Scan the data beneath this task and copy each line that includes "obrar".

─── EXTRACTED ENTRIES

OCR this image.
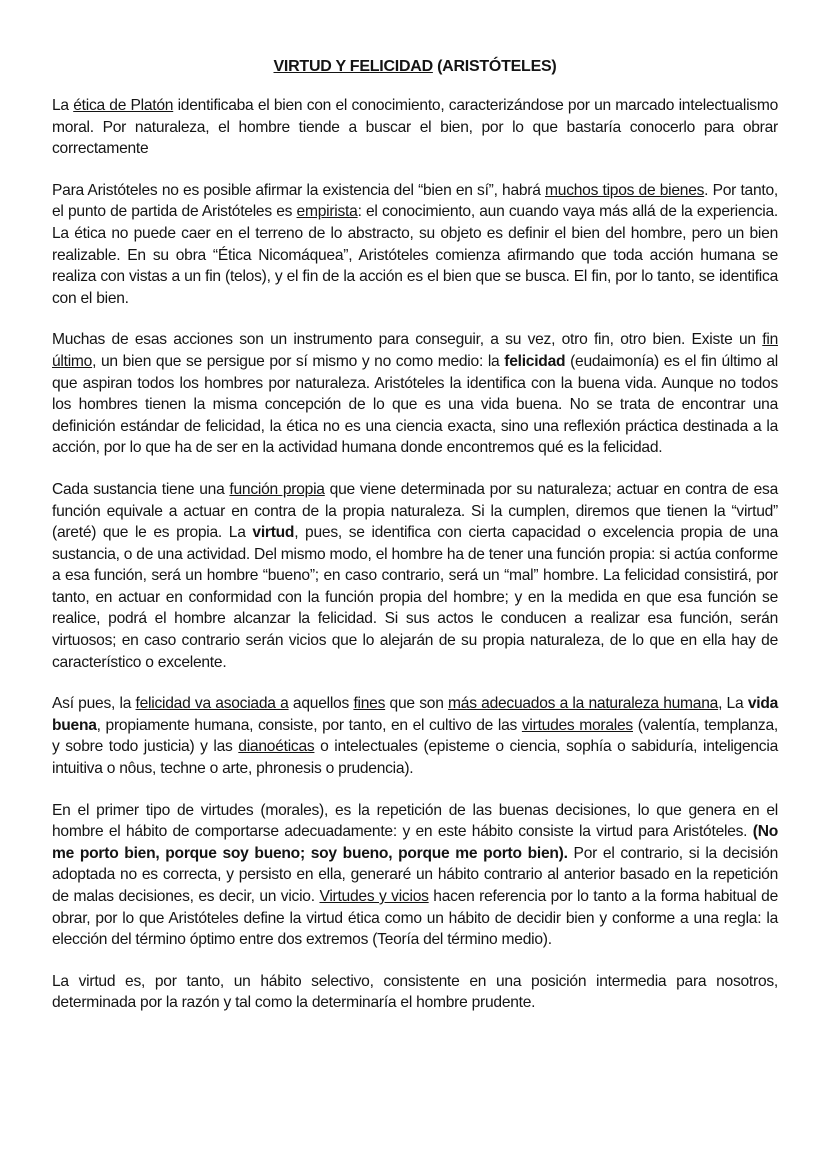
VIRTUD Y FELICIDAD (ARISTÓTELES)

La ética de Platón identificaba el bien con el conocimiento, caracterizándose por un marcado intelectualismo moral. Por naturaleza, el hombre tiende a buscar el bien, por lo que bastaría conocerlo para obrar correctamente

Para Aristóteles no es posible afirmar la existencia del “bien en sí”, habrá muchos tipos de bienes. Por tanto, el punto de partida de Aristóteles es empirista: el conocimiento, aun cuando vaya más allá de la experiencia. La ética no puede caer en el terreno de lo abstracto, su objeto es definir el bien del hombre, pero un bien realizable. En su obra “Ética Nicomáquea”, Aristóteles comienza afirmando que toda acción humana se realiza con vistas a un fin (telos), y el fin de la acción es el bien que se busca. El fin, por lo tanto, se identifica con el bien.

Muchas de esas acciones son un instrumento para conseguir, a su vez, otro fin, otro bien. Existe un fin último, un bien que se persigue por sí mismo y no como medio: la felicidad (eudaimonía) es el fin último al que aspiran todos los hombres por naturaleza. Aristóteles la identifica con la buena vida. Aunque no todos los hombres tienen la misma concepción de lo que es una vida buena. No se trata de encontrar una definición estándar de felicidad, la ética no es una ciencia exacta, sino una reflexión práctica destinada a la acción, por lo que ha de ser en la actividad humana donde encontremos qué es la felicidad.

Cada sustancia tiene una función propia que viene determinada por su naturaleza; actuar en contra de esa función equivale a actuar en contra de la propia naturaleza. Si la cumplen, diremos que tienen la “virtud” (areté) que le es propia. La virtud, pues, se identifica con cierta capacidad o excelencia propia de una sustancia, o de una actividad. Del mismo modo, el hombre ha de tener una función propia: si actúa conforme a esa función, será un hombre “bueno”; en caso contrario, será un “mal” hombre. La felicidad consistirá, por tanto, en actuar en conformidad con la función propia del hombre; y en la medida en que esa función se realice, podrá el hombre alcanzar la felicidad. Si sus actos le conducen a realizar esa función, serán virtuosos; en caso contrario serán vicios que lo alejarán de su propia naturaleza, de lo que en ella hay de característico o excelente.

Así pues, la felicidad va asociada a aquellos fines que son más adecuados a la naturaleza humana, La vida buena, propiamente humana, consiste, por tanto, en el cultivo de las virtudes morales (valentía, templanza, y sobre todo justicia) y las dianoéticas o intelectuales (episteme o ciencia, sophía o sabiduría, inteligencia intuitiva o nôus, techne o arte, phronesis o prudencia).

En el primer tipo de virtudes (morales), es la repetición de las buenas decisiones, lo que genera en el hombre el hábito de comportarse adecuadamente: y en este hábito consiste la virtud para Aristóteles. (No me porto bien, porque soy bueno; soy bueno, porque me porto bien). Por el contrario, si la decisión adoptada no es correcta, y persisto en ella, generaré un hábito contrario al anterior basado en la repetición de malas decisiones, es decir, un vicio. Virtudes y vicios hacen referencia por lo tanto a la forma habitual de obrar, por lo que Aristóteles define la virtud ética como un hábito de decidir bien y conforme a una regla: la elección del término óptimo entre dos extremos (Teoría del término medio).

La virtud es, por tanto, un hábito selectivo, consistente en una posición intermedia para nosotros, determinada por la razón y tal como la determinaría el hombre prudente.
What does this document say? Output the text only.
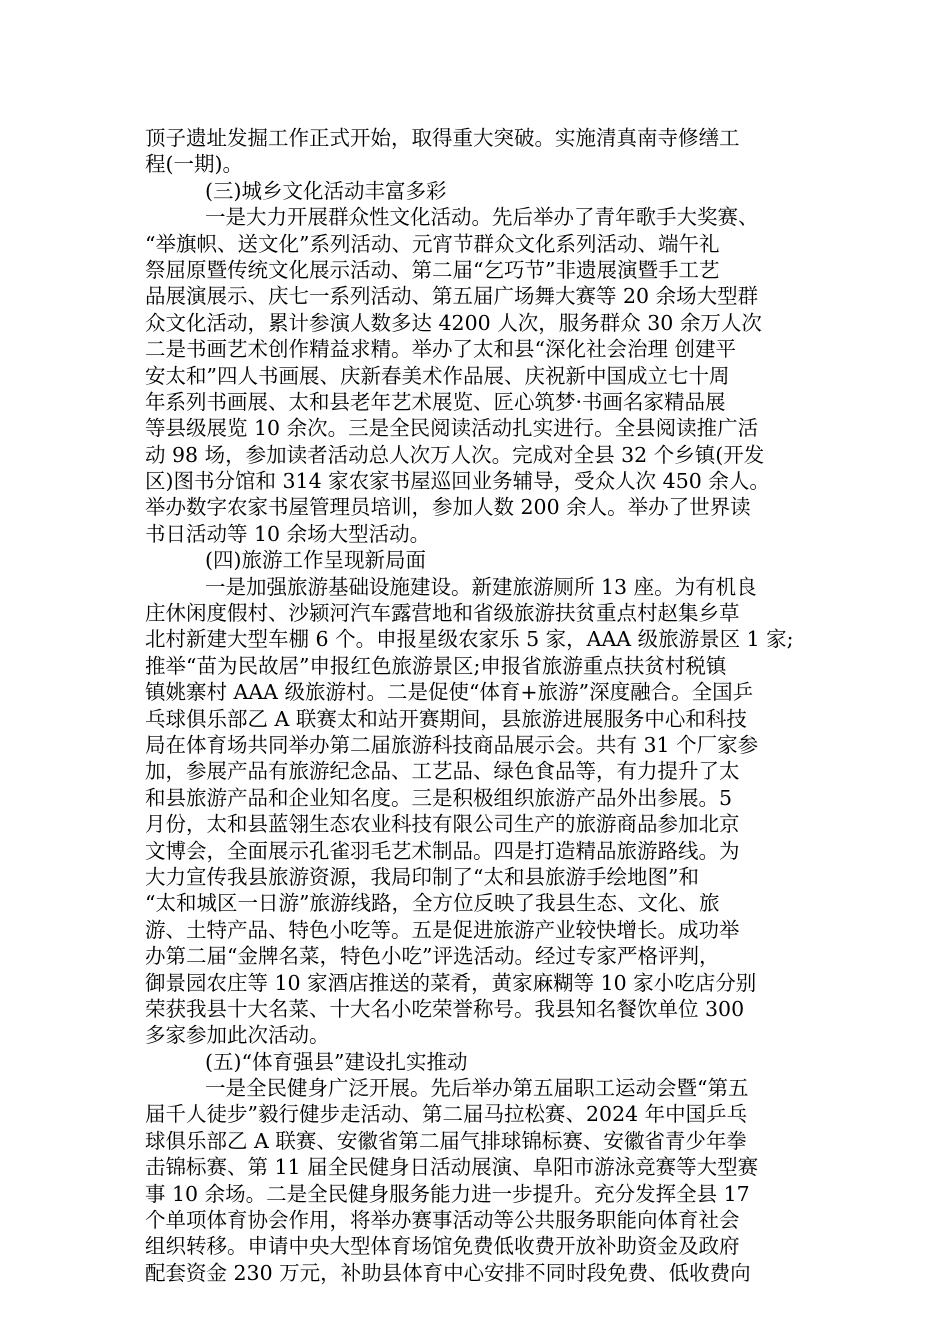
顶子遗址发掘工作正式开始，取得重大突破。实施清真南寺修缮工
程(一期)。
(三)城乡文化活动丰富多彩
一是大力开展群众性文化活动。先后举办了青年歌手大奖赛、
“举旗帜、送文化”系列活动、元宵节群众文化系列活动、端午礼
祭屈原暨传统文化展示活动、第二届“乞巧节”非遗展演暨手工艺
品展演展示、庆七一系列活动、第五届广场舞大赛等 20 余场大型群
众文化活动，累计参演人数多达 4200 人次，服务群众 30 余万人次
二是书画艺术创作精益求精。举办了太和县“深化社会治理 创建平
安太和”四人书画展、庆新春美术作品展、庆祝新中国成立七十周
年系列书画展、太和县老年艺术展览、匠心筑梦·书画名家精品展
等县级展览 10 余次。三是全民阅读活动扎实进行。全县阅读推广活
动 98 场，参加读者活动总人次万人次。完成对全县 32 个乡镇(开发
区)图书分馆和 314 家农家书屋巡回业务辅导，受众人次 450 余人。
举办数字农家书屋管理员培训，参加人数 200 余人。举办了世界读
书日活动等 10 余场大型活动。
(四)旅游工作呈现新局面
一是加强旅游基础设施建设。新建旅游厕所 13 座。为有机良
庄休闲度假村、沙颍河汽车露营地和省级旅游扶贫重点村赵集乡草
北村新建大型车棚 6 个。申报星级农家乐 5 家，AAA 级旅游景区 1 家;
推举“苗为民故居”申报红色旅游景区;申报省旅游重点扶贫村税镇
镇姚寨村 AAA 级旅游村。二是促使“体育+旅游”深度融合。全国乒
乓球俱乐部乙 A 联赛太和站开赛期间，县旅游进展服务中心和科技
局在体育场共同举办第二届旅游科技商品展示会。共有 31 个厂家参
加，参展产品有旅游纪念品、工艺品、绿色食品等，有力提升了太
和县旅游产品和企业知名度。三是积极组织旅游产品外出参展。5
月份，太和县蓝翎生态农业科技有限公司生产的旅游商品参加北京
文博会，全面展示孔雀羽毛艺术制品。四是打造精品旅游路线。为
大力宣传我县旅游资源，我局印制了“太和县旅游手绘地图”和
“太和城区一日游”旅游线路，全方位反映了我县生态、文化、旅
游、土特产品、特色小吃等。五是促进旅游产业较快增长。成功举
办第二届“金牌名菜，特色小吃”评选活动。经过专家严格评判，
御景园农庄等 10 家酒店推送的菜肴，黄家麻糊等 10 家小吃店分别
荣获我县十大名菜、十大名小吃荣誉称号。我县知名餐饮单位 300
多家参加此次活动。
(五)“体育强县”建设扎实推动
一是全民健身广泛开展。先后举办第五届职工运动会暨“第五
届千人徒步”毅行健步走活动、第二届马拉松赛、2024 年中国乒乓
球俱乐部乙 A 联赛、安徽省第二届气排球锦标赛、安徽省青少年拳
击锦标赛、第 11 届全民健身日活动展演、阜阳市游泳竞赛等大型赛
事 10 余场。二是全民健身服务能力进一步提升。充分发挥全县 17
个单项体育协会作用，将举办赛事活动等公共服务职能向体育社会
组织转移。申请中央大型体育场馆免费低收费开放补助资金及政府
配套资金 230 万元，补助县体育中心安排不同时段免费、低收费向
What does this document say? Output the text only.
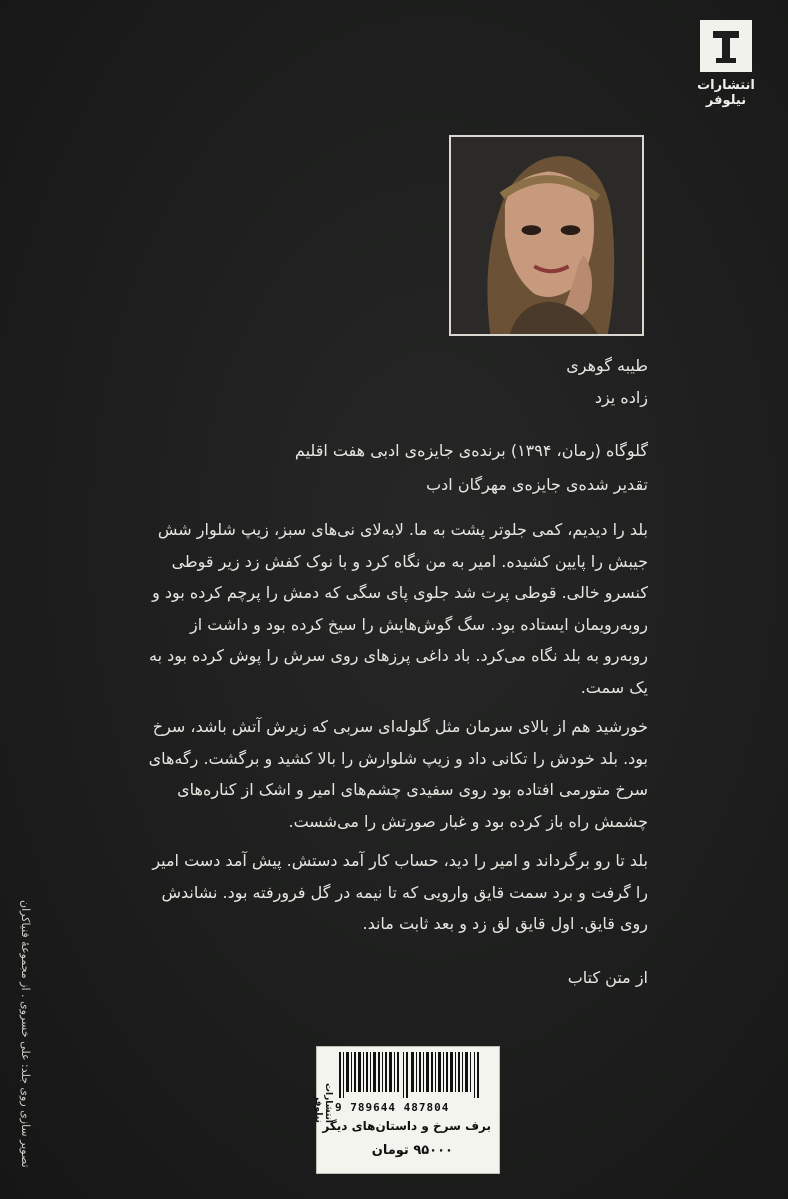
انتشارات نیلوفر
طیبه گوهری
زاده یزد
گلوگاه (رمان، ۱۳۹۴) برنده‌ی جایزه‌ی ادبی هفت اقلیم
تقدیر شده‌ی جایزه‌ی مهرگان ادب

بلد را دیدیم، کمی جلوتر پشت به ما. لابه‌لای نی‌های سبز، زیپ شلوار شش جیبش را پایین کشیده. امیر به من نگاه کرد و با نوک کفش زد زیر قوطی کنسرو خالی. قوطی پرت شد جلوی پای سگی که دمش را پرچم کرده بود و روبه‌رویمان ایستاده بود. سگ گوش‌هایش را سیخ کرده بود و داشت از روبه‌رو به بلد نگاه می‌کرد. باد داغی پرزهای روی سرش را پوش کرده بود به یک سمت.

خورشید هم از بالای سرمان مثل گلوله‌ای سربی که زیرش آتش باشد، سرخ بود. بلد خودش را تکانی داد و زیپ شلوارش را بالا کشید و برگشت. رگه‌های سرخ متورمی افتاده بود روی سفیدی چشم‌های امیر و اشک از کناره‌های چشمش راه باز کرده بود و غبار صورتش را می‌شست.

بلد تا رو برگرداند و امیر را دید، حساب کار آمد دستش. پیش آمد دست امیر را گرفت و برد سمت قایق وارویی که تا نیمه در گل فرورفته بود. نشاندش روی قایق. اول قایق لق زد و بعد ثابت ماند.

از متن کتاب
تصویر سازی روی جلد: علی خسروی . از مجموعهٔ فنیاکران	انتشارات نیلوفر	9 789644 487804
برف سرخ و داستان‌های دیگر
۹۵۰۰۰ تومان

──────

WORKED SOLUTION
La ética de Platón identificaba el bien con el conocimiento, caracterizándose por un marcado intelectualismo moral. Por naturaleza, el hombre tiende a buscar el bien, por lo que bastaría conocerlo para obrar correctamente
En el primer tipo de virtudes (morales), es la repetición de las buenas decisiones, lo que genera en el hombre el hábito de comportarse adecuadamente: y en este hábito consiste la virtud para Aristóteles. (No me porto bien, porque soy bueno; soy bueno, porque me porto bien). Por el contrario, si la decisión adoptada no es correcta, y persisto en ella, generaré un hábito contrario al anterior basado en la repetición de malas decisiones, es decir, un vicio. Virtudes y vicios hacen referencia por lo tanto a la forma habitual de obrar, por lo que Aristóteles define la virtud ética como un hábito de decidir bien y conforme a una regla: la elección del término óptimo entre dos extremos (Teoría del término medio).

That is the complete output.